■ **Exercise**:
Can all of these lines be returned exactly?

(Data excerpts)
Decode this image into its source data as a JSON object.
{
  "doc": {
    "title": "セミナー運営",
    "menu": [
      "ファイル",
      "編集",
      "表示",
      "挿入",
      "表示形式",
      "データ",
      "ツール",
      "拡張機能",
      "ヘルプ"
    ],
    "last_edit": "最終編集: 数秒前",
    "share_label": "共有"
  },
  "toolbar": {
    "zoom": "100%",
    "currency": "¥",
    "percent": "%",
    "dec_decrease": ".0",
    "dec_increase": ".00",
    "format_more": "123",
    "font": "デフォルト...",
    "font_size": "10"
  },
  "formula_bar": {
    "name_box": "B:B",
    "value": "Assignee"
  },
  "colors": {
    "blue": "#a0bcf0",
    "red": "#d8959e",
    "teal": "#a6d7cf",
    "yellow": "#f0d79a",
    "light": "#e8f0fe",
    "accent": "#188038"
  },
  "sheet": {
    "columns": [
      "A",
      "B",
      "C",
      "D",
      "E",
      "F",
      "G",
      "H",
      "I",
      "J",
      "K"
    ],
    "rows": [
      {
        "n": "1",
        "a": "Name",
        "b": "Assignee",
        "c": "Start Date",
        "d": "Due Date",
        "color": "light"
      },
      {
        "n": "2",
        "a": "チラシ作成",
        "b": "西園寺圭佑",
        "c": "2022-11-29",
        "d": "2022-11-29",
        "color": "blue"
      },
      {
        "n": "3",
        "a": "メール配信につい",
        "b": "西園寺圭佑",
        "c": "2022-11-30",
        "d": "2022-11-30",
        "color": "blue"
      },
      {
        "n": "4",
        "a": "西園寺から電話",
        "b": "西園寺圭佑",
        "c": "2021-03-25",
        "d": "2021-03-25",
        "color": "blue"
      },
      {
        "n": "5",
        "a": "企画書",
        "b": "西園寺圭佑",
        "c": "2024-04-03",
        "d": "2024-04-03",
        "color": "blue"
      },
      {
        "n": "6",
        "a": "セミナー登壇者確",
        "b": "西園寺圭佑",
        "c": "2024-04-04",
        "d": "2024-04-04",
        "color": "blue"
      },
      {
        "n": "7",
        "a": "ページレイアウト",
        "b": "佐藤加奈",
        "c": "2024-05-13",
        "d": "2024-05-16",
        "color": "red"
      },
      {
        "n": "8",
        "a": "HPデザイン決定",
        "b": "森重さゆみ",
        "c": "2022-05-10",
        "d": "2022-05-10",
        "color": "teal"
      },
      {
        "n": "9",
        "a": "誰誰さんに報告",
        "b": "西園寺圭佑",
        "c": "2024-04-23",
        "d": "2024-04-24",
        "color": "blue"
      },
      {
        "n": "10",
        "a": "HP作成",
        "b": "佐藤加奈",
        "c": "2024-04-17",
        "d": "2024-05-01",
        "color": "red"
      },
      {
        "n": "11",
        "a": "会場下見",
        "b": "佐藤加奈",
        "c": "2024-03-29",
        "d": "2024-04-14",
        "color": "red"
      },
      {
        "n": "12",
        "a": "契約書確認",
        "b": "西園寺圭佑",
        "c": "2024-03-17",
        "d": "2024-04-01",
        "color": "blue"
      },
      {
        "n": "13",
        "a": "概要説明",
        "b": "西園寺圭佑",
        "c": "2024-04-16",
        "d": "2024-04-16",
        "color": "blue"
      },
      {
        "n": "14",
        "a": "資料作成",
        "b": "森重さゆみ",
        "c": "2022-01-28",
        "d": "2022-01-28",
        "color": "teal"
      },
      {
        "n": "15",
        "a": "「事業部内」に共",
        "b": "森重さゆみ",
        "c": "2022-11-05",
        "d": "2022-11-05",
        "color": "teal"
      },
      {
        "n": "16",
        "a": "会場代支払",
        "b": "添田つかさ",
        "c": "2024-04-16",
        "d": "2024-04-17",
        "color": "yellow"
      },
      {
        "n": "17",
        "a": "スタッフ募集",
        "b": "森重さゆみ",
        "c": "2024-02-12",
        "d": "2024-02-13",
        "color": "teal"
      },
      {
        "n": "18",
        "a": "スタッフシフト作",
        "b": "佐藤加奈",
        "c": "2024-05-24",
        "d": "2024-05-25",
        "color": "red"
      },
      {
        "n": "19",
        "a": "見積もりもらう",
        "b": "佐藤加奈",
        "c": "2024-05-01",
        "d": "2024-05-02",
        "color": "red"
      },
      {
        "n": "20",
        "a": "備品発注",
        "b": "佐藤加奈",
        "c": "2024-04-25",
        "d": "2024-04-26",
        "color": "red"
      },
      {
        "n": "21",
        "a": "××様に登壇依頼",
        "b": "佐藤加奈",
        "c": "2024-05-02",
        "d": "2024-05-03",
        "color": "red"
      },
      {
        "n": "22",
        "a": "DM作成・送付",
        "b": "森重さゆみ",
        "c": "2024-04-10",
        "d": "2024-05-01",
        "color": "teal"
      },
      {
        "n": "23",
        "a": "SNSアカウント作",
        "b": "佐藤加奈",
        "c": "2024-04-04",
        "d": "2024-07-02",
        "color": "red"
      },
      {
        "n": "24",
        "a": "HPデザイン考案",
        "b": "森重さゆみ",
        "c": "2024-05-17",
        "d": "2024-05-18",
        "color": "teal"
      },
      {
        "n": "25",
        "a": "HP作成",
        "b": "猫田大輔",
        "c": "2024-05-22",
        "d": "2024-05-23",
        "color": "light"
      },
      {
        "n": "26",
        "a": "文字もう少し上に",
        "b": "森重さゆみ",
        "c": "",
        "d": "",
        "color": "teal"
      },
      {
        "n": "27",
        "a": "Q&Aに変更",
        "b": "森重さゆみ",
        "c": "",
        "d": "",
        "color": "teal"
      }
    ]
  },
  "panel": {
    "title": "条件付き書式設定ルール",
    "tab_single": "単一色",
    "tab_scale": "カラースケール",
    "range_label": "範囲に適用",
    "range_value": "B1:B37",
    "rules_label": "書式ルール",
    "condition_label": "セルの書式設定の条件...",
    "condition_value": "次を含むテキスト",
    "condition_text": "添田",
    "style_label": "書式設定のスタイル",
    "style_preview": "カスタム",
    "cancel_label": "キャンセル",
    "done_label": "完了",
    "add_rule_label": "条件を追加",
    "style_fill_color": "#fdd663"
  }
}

■ **Solved problem**:
Decode this image into its source data as a JSON object.
{
  "doc": {
    "title": "セミナー運営",
    "menu": [
      "ファイル",
      "編集",
      "表示",
      "挿入",
      "表示形式",
      "データ",
      "ツール",
      "拡張機能",
      "ヘルプ"
    ],
    "last_edit": "最終編集: 数秒前",
    "share_label": "共有"
  },
  "toolbar": {
    "zoom": "100%",
    "currency": "¥",
    "percent": "%",
    "dec_decrease": ".0",
    "dec_increase": ".00",
    "format_more": "123",
    "font": "デフォルト...",
    "font_size": "10"
  },
  "formula_bar": {
    "name_box": "B:B",
    "value": "Assignee"
  },
  "colors": {
    "blue": "#a0bcf0",
    "red": "#d8959e",
    "teal": "#a6d7cf",
    "yellow": "#f0d79a",
    "light": "#e8f0fe",
    "accent": "#188038"
  },
  "sheet": {
    "columns": [
      "A",
      "B",
      "C",
      "D",
      "E",
      "F",
      "G",
      "H",
      "I",
      "J",
      "K"
    ],
    "rows": [
      {
        "n": "1",
        "a": "Name",
        "b": "Assignee",
        "c": "Start Date",
        "d": "Due Date",
        "color": "light"
      },
      {
        "n": "2",
        "a": "チラシ作成",
        "b": "西園寺圭佑",
        "c": "2022-11-29",
        "d": "2022-11-29",
        "color": "blue"
      },
      {
        "n": "3",
        "a": "メール配信につい",
        "b": "西園寺圭佑",
        "c": "2022-11-30",
        "d": "2022-11-30",
        "color": "blue"
      },
      {
        "n": "4",
        "a": "西園寺から電話",
        "b": "西園寺圭佑",
        "c": "2021-03-25",
        "d": "2021-03-25",
        "color": "blue"
      },
      {
        "n": "5",
        "a": "企画書",
        "b": "西園寺圭佑",
        "c": "2024-04-03",
        "d": "2024-04-03",
        "color": "blue"
      },
      {
        "n": "6",
        "a": "セミナー登壇者確",
        "b": "西園寺圭佑",
        "c": "2024-04-04",
        "d": "2024-04-04",
        "color": "blue"
      },
      {
        "n": "7",
        "a": "ページレイアウト",
        "b": "佐藤加奈",
        "c": "2024-05-13",
        "d": "2024-05-16",
        "color": "red"
      },
      {
        "n": "8",
        "a": "HPデザイン決定",
        "b": "森重さゆみ",
        "c": "2022-05-10",
        "d": "2022-05-10",
        "color": "teal"
      },
      {
        "n": "9",
        "a": "誰誰さんに報告",
        "b": "西園寺圭佑",
        "c": "2024-04-23",
        "d": "2024-04-24",
        "color": "blue"
      },
      {
        "n": "10",
        "a": "HP作成",
        "b": "佐藤加奈",
        "c": "2024-04-17",
        "d": "2024-05-01",
        "color": "red"
      },
      {
        "n": "11",
        "a": "会場下見",
        "b": "佐藤加奈",
        "c": "2024-03-29",
        "d": "2024-04-14",
        "color": "red"
      },
      {
        "n": "12",
        "a": "契約書確認",
        "b": "西園寺圭佑",
        "c": "2024-03-17",
        "d": "2024-04-01",
        "color": "blue"
      },
      {
        "n": "13",
        "a": "概要説明",
        "b": "西園寺圭佑",
        "c": "2024-04-16",
        "d": "2024-04-16",
        "color": "blue"
      },
      {
        "n": "14",
        "a": "資料作成",
        "b": "森重さゆみ",
        "c": "2022-01-28",
        "d": "2022-01-28",
        "color": "teal"
      },
      {
        "n": "15",
        "a": "「事業部内」に共",
        "b": "森重さゆみ",
        "c": "2022-11-05",
        "d": "2022-11-05",
        "color": "teal"
      },
      {
        "n": "16",
        "a": "会場代支払",
        "b": "添田つかさ",
        "c": "2024-04-16",
        "d": "2024-04-17",
        "color": "yellow"
      },
      {
        "n": "17",
        "a": "スタッフ募集",
        "b": "森重さゆみ",
        "c": "2024-02-12",
        "d": "2024-02-13",
        "color": "teal"
      },
      {
        "n": "18",
        "a": "スタッフシフト作",
        "b": "佐藤加奈",
        "c": "2024-05-24",
        "d": "2024-05-25",
        "color": "red"
      },
      {
        "n": "19",
        "a": "見積もりもらう",
        "b": "佐藤加奈",
        "c": "2024-05-01",
        "d": "2024-05-02",
        "color": "red"
      },
      {
        "n": "20",
        "a": "備品発注",
        "b": "佐藤加奈",
        "c": "2024-04-25",
        "d": "2024-04-26",
        "color": "red"
      },
      {
        "n": "21",
        "a": "××様に登壇依頼",
        "b": "佐藤加奈",
        "c": "2024-05-02",
        "d": "2024-05-03",
        "color": "red"
      },
      {
        "n": "22",
        "a": "DM作成・送付",
        "b": "森重さゆみ",
        "c": "2024-04-10",
        "d": "2024-05-01",
        "color": "teal"
      },
      {
        "n": "23",
        "a": "SNSアカウント作",
        "b": "佐藤加奈",
        "c": "2024-04-04",
        "d": "2024-07-02",
        "color": "red"
      },
      {
        "n": "24",
        "a": "HPデザイン考案",
        "b": "森重さゆみ",
        "c": "2024-05-17",
        "d": "2024-05-18",
        "color": "teal"
      },
      {
        "n": "25",
        "a": "HP作成",
        "b": "猫田大輔",
        "c": "2024-05-22",
        "d": "2024-05-23",
        "color": "light"
      },
      {
        "n": "26",
        "a": "文字もう少し上に",
        "b": "森重さゆみ",
        "c": "",
        "d": "",
        "color": "teal"
      },
      {
        "n": "27",
        "a": "Q&Aに変更",
        "b": "森重さゆみ",
        "c": "",
        "d": "",
        "color": "teal"
      }
    ]
  },
  "panel": {
    "title": "条件付き書式設定ルール",
    "tab_single": "単一色",
    "tab_scale": "カラースケール",
    "range_label": "範囲に適用",
    "range_value": "B1:B37",
    "rules_label": "書式ルール",
    "condition_label": "セルの書式設定の条件...",
    "condition_value": "次を含むテキスト",
    "condition_text": "添田",
    "style_label": "書式設定のスタイル",
    "style_preview": "カスタム",
    "cancel_label": "キャンセル",
    "done_label": "完了",
    "add_rule_label": "条件を追加",
    "style_fill_color": "#fdd663"
  }
}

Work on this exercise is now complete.